── Listing
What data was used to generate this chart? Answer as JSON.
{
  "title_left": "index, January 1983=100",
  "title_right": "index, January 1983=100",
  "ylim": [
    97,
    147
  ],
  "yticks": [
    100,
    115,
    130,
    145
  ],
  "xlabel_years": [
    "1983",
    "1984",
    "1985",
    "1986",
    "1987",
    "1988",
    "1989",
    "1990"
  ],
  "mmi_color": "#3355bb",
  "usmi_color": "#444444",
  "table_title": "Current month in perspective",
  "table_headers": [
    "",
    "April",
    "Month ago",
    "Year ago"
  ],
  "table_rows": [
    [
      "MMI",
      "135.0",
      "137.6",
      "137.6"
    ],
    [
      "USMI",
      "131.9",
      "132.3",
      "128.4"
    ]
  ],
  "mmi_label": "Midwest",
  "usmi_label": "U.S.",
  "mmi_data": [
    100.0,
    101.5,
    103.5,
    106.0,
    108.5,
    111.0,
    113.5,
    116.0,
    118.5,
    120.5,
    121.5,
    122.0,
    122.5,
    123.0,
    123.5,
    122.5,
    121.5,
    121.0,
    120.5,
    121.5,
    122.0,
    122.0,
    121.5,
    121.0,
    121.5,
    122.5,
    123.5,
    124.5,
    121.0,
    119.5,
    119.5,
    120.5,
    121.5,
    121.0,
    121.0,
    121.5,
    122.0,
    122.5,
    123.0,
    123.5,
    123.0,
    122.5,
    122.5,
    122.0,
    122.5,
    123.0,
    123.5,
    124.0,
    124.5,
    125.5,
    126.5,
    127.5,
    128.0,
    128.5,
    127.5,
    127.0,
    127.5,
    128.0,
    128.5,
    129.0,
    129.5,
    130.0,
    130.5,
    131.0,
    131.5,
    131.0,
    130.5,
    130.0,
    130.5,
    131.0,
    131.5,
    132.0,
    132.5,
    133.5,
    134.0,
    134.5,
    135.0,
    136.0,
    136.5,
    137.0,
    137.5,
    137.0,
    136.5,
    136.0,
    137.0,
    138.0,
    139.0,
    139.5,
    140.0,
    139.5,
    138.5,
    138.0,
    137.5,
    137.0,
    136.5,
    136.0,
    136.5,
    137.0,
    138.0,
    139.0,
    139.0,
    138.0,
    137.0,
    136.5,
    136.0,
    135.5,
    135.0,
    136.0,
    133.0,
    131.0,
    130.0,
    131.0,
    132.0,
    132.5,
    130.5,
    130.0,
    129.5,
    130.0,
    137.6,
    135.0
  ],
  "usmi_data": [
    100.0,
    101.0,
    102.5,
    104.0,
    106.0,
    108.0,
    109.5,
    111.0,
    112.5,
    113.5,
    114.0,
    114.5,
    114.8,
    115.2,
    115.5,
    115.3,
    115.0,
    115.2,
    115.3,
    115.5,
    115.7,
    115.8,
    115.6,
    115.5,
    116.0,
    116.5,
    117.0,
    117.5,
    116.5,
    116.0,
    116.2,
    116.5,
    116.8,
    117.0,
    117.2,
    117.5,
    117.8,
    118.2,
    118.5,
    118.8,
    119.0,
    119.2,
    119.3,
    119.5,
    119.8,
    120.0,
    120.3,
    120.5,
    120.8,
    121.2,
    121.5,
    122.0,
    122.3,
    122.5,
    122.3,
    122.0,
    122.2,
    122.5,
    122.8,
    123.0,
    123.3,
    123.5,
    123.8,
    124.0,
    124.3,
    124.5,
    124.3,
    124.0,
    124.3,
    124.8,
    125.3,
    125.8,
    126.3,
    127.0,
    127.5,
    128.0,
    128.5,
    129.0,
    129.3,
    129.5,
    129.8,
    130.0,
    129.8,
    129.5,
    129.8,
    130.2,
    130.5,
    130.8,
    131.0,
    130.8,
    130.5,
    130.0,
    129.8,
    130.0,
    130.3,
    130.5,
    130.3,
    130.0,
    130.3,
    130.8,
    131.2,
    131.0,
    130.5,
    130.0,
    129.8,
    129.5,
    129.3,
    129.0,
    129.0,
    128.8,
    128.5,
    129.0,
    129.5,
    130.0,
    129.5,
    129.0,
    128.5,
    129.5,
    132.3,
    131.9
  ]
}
────
**Required task:** Check each line above for the string "index", then copy the ones that have it.

**Exercise result:**
  "title_left": "index, January 1983=100",
  "title_right": "index, January 1983=100",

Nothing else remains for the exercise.